Requirements » Check each line of the material below, and copy it if it holds the string "RECEIVERS".

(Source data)

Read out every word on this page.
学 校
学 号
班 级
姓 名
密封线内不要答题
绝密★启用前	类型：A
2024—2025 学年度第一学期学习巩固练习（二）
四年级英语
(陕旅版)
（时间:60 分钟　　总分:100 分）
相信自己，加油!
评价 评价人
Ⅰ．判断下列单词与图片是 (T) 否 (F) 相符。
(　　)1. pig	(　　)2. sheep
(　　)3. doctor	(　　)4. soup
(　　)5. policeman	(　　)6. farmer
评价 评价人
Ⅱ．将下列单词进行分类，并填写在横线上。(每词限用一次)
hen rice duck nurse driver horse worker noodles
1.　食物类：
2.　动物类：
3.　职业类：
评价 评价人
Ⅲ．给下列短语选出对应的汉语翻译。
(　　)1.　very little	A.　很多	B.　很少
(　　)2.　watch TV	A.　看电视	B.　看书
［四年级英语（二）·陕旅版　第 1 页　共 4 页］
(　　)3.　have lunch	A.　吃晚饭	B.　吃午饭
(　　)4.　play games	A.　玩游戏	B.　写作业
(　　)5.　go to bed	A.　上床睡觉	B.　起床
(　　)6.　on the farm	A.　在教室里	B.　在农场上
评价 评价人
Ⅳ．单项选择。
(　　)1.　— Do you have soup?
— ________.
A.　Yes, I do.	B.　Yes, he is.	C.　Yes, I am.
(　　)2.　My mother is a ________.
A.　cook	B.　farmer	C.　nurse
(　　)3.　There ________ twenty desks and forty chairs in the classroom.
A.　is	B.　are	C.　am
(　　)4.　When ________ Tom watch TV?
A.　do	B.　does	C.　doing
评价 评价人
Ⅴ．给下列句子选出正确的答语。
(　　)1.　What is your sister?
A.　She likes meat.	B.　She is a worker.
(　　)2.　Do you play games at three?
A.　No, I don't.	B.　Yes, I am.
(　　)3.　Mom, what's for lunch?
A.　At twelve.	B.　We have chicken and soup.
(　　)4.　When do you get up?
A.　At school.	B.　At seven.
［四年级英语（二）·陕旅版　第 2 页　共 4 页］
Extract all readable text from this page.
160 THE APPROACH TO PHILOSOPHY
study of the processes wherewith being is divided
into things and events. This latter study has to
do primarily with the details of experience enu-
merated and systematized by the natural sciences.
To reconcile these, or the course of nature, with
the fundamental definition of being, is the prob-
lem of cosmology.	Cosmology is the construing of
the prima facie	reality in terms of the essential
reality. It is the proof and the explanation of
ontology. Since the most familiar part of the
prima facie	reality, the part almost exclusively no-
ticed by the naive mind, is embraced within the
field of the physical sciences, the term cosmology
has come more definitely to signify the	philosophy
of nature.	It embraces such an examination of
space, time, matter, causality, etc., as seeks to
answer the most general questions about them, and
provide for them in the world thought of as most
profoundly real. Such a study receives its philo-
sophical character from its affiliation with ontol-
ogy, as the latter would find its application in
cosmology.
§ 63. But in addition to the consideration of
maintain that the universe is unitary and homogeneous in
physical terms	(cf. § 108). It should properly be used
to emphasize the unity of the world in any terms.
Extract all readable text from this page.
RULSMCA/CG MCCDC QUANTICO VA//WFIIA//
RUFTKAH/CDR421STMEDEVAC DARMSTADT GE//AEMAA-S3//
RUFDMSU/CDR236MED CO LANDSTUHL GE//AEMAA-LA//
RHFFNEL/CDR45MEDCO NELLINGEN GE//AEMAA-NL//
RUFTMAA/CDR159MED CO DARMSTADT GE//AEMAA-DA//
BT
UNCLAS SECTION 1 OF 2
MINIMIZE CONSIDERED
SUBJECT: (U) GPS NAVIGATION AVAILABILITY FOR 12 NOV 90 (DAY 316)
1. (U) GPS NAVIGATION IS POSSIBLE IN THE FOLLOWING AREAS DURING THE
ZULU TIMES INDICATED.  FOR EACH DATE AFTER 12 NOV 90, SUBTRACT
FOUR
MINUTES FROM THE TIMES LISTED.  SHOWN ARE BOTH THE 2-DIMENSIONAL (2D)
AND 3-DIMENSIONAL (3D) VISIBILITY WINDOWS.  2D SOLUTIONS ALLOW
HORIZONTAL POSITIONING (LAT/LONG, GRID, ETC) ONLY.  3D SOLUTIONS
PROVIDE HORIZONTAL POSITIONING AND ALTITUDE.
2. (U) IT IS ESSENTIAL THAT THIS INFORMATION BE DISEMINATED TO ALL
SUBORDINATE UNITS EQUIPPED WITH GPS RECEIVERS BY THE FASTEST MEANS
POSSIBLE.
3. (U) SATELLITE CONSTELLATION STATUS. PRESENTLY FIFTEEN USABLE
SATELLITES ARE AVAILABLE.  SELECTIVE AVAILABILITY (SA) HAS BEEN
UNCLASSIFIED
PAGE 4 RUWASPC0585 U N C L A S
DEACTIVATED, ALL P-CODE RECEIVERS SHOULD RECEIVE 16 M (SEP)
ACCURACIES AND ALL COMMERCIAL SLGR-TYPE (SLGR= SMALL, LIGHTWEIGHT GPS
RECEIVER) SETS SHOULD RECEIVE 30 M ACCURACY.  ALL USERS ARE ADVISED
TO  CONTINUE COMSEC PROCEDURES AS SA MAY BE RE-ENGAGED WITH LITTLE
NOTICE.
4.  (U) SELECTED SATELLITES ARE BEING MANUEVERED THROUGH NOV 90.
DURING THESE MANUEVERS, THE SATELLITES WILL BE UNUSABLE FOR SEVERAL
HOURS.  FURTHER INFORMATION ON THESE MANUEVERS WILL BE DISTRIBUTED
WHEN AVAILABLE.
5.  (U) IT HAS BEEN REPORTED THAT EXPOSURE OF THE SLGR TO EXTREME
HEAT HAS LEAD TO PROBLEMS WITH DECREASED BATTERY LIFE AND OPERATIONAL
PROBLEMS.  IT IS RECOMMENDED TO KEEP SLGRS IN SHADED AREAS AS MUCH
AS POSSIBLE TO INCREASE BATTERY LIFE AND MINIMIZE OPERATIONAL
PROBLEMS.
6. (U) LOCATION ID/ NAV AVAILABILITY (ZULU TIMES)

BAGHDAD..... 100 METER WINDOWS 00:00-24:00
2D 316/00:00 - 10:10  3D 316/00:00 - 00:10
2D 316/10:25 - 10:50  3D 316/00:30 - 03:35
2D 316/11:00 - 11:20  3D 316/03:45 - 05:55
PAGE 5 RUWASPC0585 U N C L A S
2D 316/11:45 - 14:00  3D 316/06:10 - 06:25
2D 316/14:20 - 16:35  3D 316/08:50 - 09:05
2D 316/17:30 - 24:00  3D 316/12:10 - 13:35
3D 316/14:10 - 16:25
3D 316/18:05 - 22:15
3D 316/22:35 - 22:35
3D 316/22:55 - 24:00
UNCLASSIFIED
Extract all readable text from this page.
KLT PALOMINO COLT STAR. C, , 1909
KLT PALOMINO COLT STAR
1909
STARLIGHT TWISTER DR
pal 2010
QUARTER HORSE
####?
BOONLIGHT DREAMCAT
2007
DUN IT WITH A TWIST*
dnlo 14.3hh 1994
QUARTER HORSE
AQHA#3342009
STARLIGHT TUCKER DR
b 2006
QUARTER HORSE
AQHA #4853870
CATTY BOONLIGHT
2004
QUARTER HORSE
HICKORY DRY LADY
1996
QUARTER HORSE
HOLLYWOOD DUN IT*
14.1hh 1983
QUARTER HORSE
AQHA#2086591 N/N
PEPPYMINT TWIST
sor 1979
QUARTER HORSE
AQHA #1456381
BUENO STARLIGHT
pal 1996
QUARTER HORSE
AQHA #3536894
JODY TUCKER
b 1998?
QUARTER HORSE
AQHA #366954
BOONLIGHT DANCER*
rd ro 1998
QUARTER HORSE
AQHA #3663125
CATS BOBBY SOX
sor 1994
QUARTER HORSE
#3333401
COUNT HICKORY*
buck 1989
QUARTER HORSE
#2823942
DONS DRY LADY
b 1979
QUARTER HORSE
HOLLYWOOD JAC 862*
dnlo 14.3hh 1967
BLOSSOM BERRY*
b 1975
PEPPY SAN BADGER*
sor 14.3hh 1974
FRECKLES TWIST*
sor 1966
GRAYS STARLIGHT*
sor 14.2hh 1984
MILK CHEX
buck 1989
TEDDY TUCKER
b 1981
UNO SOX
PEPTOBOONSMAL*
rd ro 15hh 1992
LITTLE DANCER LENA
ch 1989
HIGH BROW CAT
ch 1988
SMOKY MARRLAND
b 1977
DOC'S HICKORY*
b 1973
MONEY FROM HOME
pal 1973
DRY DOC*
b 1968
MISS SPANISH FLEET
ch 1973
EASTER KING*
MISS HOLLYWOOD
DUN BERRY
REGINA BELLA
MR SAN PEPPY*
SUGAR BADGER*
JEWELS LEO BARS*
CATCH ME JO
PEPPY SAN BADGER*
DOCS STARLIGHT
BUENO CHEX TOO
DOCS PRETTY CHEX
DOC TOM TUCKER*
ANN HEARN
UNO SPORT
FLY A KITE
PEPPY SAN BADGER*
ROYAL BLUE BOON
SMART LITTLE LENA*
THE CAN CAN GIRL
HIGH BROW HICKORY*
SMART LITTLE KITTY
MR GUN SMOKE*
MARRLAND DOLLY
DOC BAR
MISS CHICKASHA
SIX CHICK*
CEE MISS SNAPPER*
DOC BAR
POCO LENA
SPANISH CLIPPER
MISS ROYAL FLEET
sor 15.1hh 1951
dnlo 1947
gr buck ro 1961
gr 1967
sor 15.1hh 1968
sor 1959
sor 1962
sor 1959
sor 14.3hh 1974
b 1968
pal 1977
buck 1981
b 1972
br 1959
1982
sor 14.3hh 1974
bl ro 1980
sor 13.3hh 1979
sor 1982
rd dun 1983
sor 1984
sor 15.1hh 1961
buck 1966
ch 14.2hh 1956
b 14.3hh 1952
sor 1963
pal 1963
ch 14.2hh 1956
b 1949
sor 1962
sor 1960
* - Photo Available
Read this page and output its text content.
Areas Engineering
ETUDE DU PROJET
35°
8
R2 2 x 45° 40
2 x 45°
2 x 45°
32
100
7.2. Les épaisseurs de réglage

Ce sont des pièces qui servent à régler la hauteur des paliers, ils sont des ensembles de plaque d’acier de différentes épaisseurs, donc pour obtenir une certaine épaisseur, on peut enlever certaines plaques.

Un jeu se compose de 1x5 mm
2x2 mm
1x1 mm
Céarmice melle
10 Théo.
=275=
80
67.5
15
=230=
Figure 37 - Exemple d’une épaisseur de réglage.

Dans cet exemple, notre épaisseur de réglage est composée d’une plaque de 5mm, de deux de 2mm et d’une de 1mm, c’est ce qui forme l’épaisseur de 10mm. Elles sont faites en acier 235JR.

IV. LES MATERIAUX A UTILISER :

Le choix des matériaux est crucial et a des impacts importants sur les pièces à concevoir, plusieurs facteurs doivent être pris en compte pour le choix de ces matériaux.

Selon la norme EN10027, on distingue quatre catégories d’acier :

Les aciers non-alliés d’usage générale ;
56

Written reply »
SUBORDINATE UNITS EQUIPPED WITH GPS RECEIVERS BY THE FASTEST MEANS
DEACTIVATED, ALL P-CODE RECEIVERS SHOULD RECEIVE 16 M (SEP)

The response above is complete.